*Written instruction*. Count the lines in the records below that contain the word "оғирлик", and reply with only that number.

*Stored rows*.
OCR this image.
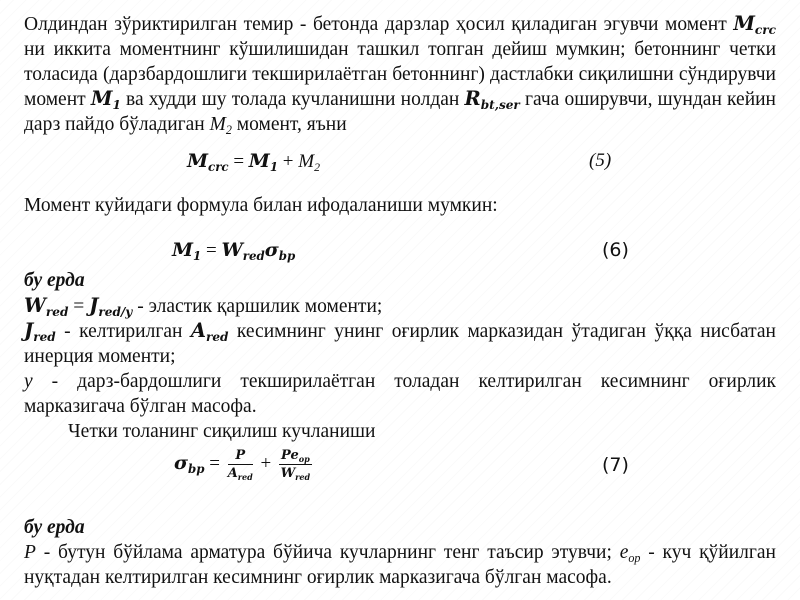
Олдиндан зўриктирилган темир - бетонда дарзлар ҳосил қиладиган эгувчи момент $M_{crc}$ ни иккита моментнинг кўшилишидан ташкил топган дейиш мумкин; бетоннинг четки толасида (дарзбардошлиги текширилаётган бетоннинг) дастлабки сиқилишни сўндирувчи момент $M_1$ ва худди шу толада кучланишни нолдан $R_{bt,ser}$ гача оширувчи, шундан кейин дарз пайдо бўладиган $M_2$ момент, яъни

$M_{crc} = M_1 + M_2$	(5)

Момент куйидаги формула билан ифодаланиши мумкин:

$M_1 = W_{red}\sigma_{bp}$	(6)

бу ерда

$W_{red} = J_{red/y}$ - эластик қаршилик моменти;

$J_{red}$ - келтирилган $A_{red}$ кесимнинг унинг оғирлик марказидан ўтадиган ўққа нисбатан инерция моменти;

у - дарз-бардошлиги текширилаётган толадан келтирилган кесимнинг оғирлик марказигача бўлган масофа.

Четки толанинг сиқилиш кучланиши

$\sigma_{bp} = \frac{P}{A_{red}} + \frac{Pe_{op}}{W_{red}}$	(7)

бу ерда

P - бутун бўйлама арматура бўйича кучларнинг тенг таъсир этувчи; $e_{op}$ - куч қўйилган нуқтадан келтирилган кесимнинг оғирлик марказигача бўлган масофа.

---

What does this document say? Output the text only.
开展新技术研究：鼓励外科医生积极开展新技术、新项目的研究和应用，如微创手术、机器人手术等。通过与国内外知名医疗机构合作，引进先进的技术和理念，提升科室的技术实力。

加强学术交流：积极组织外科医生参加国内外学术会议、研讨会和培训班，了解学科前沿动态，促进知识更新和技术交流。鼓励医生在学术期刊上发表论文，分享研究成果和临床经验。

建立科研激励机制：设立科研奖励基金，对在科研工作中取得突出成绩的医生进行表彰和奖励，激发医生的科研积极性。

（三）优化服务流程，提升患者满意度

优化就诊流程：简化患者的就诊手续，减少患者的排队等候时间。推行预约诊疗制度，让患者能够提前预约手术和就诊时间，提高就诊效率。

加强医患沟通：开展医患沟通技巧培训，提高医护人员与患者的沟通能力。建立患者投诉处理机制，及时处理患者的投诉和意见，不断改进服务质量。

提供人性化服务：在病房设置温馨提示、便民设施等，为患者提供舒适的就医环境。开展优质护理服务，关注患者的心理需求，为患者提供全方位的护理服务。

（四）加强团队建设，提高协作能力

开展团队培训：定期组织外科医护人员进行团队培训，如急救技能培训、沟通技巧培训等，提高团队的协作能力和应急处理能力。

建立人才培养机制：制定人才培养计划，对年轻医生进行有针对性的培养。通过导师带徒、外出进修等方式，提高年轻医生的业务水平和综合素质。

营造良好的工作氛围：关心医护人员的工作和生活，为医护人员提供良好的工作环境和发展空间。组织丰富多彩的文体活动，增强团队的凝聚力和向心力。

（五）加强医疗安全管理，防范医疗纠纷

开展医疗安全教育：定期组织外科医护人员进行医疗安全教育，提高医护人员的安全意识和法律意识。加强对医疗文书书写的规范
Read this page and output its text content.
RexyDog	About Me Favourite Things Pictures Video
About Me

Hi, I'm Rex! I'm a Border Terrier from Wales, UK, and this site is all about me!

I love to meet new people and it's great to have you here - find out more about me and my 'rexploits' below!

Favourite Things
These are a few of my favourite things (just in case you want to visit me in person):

...

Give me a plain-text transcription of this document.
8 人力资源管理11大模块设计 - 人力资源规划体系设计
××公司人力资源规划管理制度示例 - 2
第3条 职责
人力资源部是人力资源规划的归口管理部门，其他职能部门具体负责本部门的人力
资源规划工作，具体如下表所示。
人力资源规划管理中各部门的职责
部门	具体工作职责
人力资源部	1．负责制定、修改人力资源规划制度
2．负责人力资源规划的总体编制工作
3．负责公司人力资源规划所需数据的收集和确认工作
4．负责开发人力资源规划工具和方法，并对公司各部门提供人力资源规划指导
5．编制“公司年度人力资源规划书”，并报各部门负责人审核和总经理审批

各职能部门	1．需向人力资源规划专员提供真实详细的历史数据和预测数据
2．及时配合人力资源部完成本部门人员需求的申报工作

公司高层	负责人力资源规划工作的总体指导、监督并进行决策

*Final result*. 3